--- Provided records ---

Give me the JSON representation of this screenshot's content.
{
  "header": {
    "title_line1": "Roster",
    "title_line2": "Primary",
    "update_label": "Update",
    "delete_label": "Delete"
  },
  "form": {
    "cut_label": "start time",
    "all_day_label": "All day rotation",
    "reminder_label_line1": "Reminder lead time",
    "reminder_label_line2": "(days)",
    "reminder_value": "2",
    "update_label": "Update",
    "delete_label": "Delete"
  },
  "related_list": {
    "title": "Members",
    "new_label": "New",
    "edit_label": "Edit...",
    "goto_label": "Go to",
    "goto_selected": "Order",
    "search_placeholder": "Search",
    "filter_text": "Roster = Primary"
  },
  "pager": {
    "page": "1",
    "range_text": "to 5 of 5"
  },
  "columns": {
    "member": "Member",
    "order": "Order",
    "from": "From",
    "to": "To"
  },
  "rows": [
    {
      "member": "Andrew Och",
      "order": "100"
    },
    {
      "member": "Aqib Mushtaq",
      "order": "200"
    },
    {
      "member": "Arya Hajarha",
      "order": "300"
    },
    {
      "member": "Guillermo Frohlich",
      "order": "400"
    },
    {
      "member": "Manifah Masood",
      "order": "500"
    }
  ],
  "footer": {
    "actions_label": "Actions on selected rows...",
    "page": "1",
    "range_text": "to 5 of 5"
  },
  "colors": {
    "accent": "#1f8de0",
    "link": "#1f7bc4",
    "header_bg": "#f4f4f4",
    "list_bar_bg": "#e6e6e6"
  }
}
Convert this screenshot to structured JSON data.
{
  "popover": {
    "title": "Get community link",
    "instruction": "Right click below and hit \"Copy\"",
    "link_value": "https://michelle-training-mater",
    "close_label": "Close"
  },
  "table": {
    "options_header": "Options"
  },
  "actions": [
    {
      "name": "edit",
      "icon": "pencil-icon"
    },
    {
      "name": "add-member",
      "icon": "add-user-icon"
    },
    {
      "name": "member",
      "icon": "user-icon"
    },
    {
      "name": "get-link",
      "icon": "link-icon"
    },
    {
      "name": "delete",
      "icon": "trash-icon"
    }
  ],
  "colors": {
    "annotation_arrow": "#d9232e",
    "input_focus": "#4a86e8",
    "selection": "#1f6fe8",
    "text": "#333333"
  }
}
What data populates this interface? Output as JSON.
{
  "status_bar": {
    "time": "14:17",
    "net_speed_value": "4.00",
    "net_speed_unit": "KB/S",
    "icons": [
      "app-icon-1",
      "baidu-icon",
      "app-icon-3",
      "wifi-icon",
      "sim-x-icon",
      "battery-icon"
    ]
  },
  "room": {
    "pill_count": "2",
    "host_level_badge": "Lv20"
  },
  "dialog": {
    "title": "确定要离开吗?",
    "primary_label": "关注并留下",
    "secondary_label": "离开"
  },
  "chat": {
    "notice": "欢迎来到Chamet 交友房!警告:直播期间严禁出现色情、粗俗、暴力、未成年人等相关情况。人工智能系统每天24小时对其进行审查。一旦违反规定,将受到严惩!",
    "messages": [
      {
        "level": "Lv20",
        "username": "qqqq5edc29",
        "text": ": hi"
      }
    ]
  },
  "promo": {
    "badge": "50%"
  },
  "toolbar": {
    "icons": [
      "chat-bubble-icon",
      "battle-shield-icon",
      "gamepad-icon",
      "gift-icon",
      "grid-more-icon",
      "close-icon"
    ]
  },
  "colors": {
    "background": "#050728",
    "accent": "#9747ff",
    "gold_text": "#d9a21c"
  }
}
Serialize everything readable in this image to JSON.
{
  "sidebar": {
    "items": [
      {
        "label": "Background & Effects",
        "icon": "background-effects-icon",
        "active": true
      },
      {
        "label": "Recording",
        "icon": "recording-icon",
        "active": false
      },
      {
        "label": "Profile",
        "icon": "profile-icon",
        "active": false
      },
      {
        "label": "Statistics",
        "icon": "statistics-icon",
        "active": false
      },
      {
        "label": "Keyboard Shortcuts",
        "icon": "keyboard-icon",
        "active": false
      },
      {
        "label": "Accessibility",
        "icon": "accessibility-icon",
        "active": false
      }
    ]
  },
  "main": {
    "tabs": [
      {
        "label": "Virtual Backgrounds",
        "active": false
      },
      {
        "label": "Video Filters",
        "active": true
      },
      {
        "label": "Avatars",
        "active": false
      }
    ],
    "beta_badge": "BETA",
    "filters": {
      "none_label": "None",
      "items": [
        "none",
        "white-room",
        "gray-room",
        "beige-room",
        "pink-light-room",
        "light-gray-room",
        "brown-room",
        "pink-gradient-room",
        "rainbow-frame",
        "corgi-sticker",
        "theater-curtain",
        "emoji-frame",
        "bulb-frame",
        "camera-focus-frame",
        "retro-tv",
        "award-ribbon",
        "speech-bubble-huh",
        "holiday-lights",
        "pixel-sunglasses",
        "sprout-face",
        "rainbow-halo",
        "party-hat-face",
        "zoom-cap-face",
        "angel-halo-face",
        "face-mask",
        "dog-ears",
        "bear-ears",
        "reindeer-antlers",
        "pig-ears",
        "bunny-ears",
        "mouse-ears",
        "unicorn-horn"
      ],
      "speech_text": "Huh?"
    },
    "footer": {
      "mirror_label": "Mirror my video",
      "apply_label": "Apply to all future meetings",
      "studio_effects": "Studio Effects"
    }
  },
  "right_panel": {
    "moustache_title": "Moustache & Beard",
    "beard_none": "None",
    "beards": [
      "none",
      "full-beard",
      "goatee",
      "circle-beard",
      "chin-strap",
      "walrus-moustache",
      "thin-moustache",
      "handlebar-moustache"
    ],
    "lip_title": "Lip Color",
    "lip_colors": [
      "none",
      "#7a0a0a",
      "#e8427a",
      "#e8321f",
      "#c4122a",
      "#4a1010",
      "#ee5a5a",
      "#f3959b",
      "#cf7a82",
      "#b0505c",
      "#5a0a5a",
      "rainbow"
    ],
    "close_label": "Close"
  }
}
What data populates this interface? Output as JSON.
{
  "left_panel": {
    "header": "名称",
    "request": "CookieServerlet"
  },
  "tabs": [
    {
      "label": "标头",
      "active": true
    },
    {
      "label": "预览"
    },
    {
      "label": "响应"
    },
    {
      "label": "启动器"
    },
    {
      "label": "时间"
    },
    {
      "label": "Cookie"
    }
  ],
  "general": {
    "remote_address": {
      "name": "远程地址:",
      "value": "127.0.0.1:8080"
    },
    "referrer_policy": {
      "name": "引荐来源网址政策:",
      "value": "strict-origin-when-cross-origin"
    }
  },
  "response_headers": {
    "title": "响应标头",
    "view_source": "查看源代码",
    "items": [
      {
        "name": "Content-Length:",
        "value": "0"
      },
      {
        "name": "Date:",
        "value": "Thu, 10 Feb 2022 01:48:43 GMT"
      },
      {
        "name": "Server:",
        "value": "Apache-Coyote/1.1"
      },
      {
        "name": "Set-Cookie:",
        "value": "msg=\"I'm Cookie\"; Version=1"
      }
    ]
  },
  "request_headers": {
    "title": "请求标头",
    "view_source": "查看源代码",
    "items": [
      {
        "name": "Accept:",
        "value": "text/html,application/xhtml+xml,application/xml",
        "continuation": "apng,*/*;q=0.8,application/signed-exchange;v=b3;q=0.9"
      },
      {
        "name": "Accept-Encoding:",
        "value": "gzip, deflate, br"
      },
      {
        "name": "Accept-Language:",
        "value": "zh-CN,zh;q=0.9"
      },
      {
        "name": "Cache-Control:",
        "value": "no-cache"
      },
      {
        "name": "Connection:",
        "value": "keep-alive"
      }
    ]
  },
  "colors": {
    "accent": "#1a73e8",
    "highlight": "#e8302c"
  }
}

---

§ **Exercise**
Reproduce each record exactly as it appears.

§ **Exercise result**
Give me the JSON representation of this screenshot's content.
{
  "header": {
    "title_line1": "Roster",
    "title_line2": "Primary",
    "update_label": "Update",
    "delete_label": "Delete"
  },
  "form": {
    "cut_label": "start time",
    "all_day_label": "All day rotation",
    "reminder_label_line1": "Reminder lead time",
    "reminder_label_line2": "(days)",
    "reminder_value": "2",
    "update_label": "Update",
    "delete_label": "Delete"
  },
  "related_list": {
    "title": "Members",
    "new_label": "New",
    "edit_label": "Edit...",
    "goto_label": "Go to",
    "goto_selected": "Order",
    "search_placeholder": "Search",
    "filter_text": "Roster = Primary"
  },
  "pager": {
    "page": "1",
    "range_text": "to 5 of 5"
  },
  "columns": {
    "member": "Member",
    "order": "Order",
    "from": "From",
    "to": "To"
  },
  "rows": [
    {
      "member": "Andrew Och",
      "order": "100"
    },
    {
      "member": "Aqib Mushtaq",
      "order": "200"
    },
    {
      "member": "Arya Hajarha",
      "order": "300"
    },
    {
      "member": "Guillermo Frohlich",
      "order": "400"
    },
    {
      "member": "Manifah Masood",
      "order": "500"
    }
  ],
  "footer": {
    "actions_label": "Actions on selected rows...",
    "page": "1",
    "range_text": "to 5 of 5"
  },
  "colors": {
    "accent": "#1f8de0",
    "link": "#1f7bc4",
    "header_bg": "#f4f4f4",
    "list_bar_bg": "#e6e6e6"
  }
}
Convert this screenshot to structured JSON data.
{
  "popover": {
    "title": "Get community link",
    "instruction": "Right click below and hit \"Copy\"",
    "link_value": "https://michelle-training-mater",
    "close_label": "Close"
  },
  "table": {
    "options_header": "Options"
  },
  "actions": [
    {
      "name": "edit",
      "icon": "pencil-icon"
    },
    {
      "name": "add-member",
      "icon": "add-user-icon"
    },
    {
      "name": "member",
      "icon": "user-icon"
    },
    {
      "name": "get-link",
      "icon": "link-icon"
    },
    {
      "name": "delete",
      "icon": "trash-icon"
    }
  ],
  "colors": {
    "annotation_arrow": "#d9232e",
    "input_focus": "#4a86e8",
    "selection": "#1f6fe8",
    "text": "#333333"
  }
}
What data populates this interface? Output as JSON.
{
  "status_bar": {
    "time": "14:17",
    "net_speed_value": "4.00",
    "net_speed_unit": "KB/S",
    "icons": [
      "app-icon-1",
      "baidu-icon",
      "app-icon-3",
      "wifi-icon",
      "sim-x-icon",
      "battery-icon"
    ]
  },
  "room": {
    "pill_count": "2",
    "host_level_badge": "Lv20"
  },
  "dialog": {
    "title": "确定要离开吗?",
    "primary_label": "关注并留下",
    "secondary_label": "离开"
  },
  "chat": {
    "notice": "欢迎来到Chamet 交友房!警告:直播期间严禁出现色情、粗俗、暴力、未成年人等相关情况。人工智能系统每天24小时对其进行审查。一旦违反规定,将受到严惩!",
    "messages": [
      {
        "level": "Lv20",
        "username": "qqqq5edc29",
        "text": ": hi"
      }
    ]
  },
  "promo": {
    "badge": "50%"
  },
  "toolbar": {
    "icons": [
      "chat-bubble-icon",
      "battle-shield-icon",
      "gamepad-icon",
      "gift-icon",
      "grid-more-icon",
      "close-icon"
    ]
  },
  "colors": {
    "background": "#050728",
    "accent": "#9747ff",
    "gold_text": "#d9a21c"
  }
}
Serialize everything readable in this image to JSON.
{
  "sidebar": {
    "items": [
      {
        "label": "Background & Effects",
        "icon": "background-effects-icon",
        "active": true
      },
      {
        "label": "Recording",
        "icon": "recording-icon",
        "active": false
      },
      {
        "label": "Profile",
        "icon": "profile-icon",
        "active": false
      },
      {
        "label": "Statistics",
        "icon": "statistics-icon",
        "active": false
      },
      {
        "label": "Keyboard Shortcuts",
        "icon": "keyboard-icon",
        "active": false
      },
      {
        "label": "Accessibility",
        "icon": "accessibility-icon",
        "active": false
      }
    ]
  },
  "main": {
    "tabs": [
      {
        "label": "Virtual Backgrounds",
        "active": false
      },
      {
        "label": "Video Filters",
        "active": true
      },
      {
        "label": "Avatars",
        "active": false
      }
    ],
    "beta_badge": "BETA",
    "filters": {
      "none_label": "None",
      "items": [
        "none",
        "white-room",
        "gray-room",
        "beige-room",
        "pink-light-room",
        "light-gray-room",
        "brown-room",
        "pink-gradient-room",
        "rainbow-frame",
        "corgi-sticker",
        "theater-curtain",
        "emoji-frame",
        "bulb-frame",
        "camera-focus-frame",
        "retro-tv",
        "award-ribbon",
        "speech-bubble-huh",
        "holiday-lights",
        "pixel-sunglasses",
        "sprout-face",
        "rainbow-halo",
        "party-hat-face",
        "zoom-cap-face",
        "angel-halo-face",
        "face-mask",
        "dog-ears",
        "bear-ears",
        "reindeer-antlers",
        "pig-ears",
        "bunny-ears",
        "mouse-ears",
        "unicorn-horn"
      ],
      "speech_text": "Huh?"
    },
    "footer": {
      "mirror_label": "Mirror my video",
      "apply_label": "Apply to all future meetings",
      "studio_effects": "Studio Effects"
    }
  },
  "right_panel": {
    "moustache_title": "Moustache & Beard",
    "beard_none": "None",
    "beards": [
      "none",
      "full-beard",
      "goatee",
      "circle-beard",
      "chin-strap",
      "walrus-moustache",
      "thin-moustache",
      "handlebar-moustache"
    ],
    "lip_title": "Lip Color",
    "lip_colors": [
      "none",
      "#7a0a0a",
      "#e8427a",
      "#e8321f",
      "#c4122a",
      "#4a1010",
      "#ee5a5a",
      "#f3959b",
      "#cf7a82",
      "#b0505c",
      "#5a0a5a",
      "rainbow"
    ],
    "close_label": "Close"
  }
}
What data populates this interface? Output as JSON.
{
  "left_panel": {
    "header": "名称",
    "request": "CookieServerlet"
  },
  "tabs": [
    {
      "label": "标头",
      "active": true
    },
    {
      "label": "预览"
    },
    {
      "label": "响应"
    },
    {
      "label": "启动器"
    },
    {
      "label": "时间"
    },
    {
      "label": "Cookie"
    }
  ],
  "general": {
    "remote_address": {
      "name": "远程地址:",
      "value": "127.0.0.1:8080"
    },
    "referrer_policy": {
      "name": "引荐来源网址政策:",
      "value": "strict-origin-when-cross-origin"
    }
  },
  "response_headers": {
    "title": "响应标头",
    "view_source": "查看源代码",
    "items": [
      {
        "name": "Content-Length:",
        "value": "0"
      },
      {
        "name": "Date:",
        "value": "Thu, 10 Feb 2022 01:48:43 GMT"
      },
      {
        "name": "Server:",
        "value": "Apache-Coyote/1.1"
      },
      {
        "name": "Set-Cookie:",
        "value": "msg=\"I'm Cookie\"; Version=1"
      }
    ]
  },
  "request_headers": {
    "title": "请求标头",
    "view_source": "查看源代码",
    "items": [
      {
        "name": "Accept:",
        "value": "text/html,application/xhtml+xml,application/xml",
        "continuation": "apng,*/*;q=0.8,application/signed-exchange;v=b3;q=0.9"
      },
      {
        "name": "Accept-Encoding:",
        "value": "gzip, deflate, br"
      },
      {
        "name": "Accept-Language:",
        "value": "zh-CN,zh;q=0.9"
      },
      {
        "name": "Cache-Control:",
        "value": "no-cache"
      },
      {
        "name": "Connection:",
        "value": "keep-alive"
      }
    ]
  },
  "colors": {
    "accent": "#1a73e8",
    "highlight": "#e8302c"
  }
}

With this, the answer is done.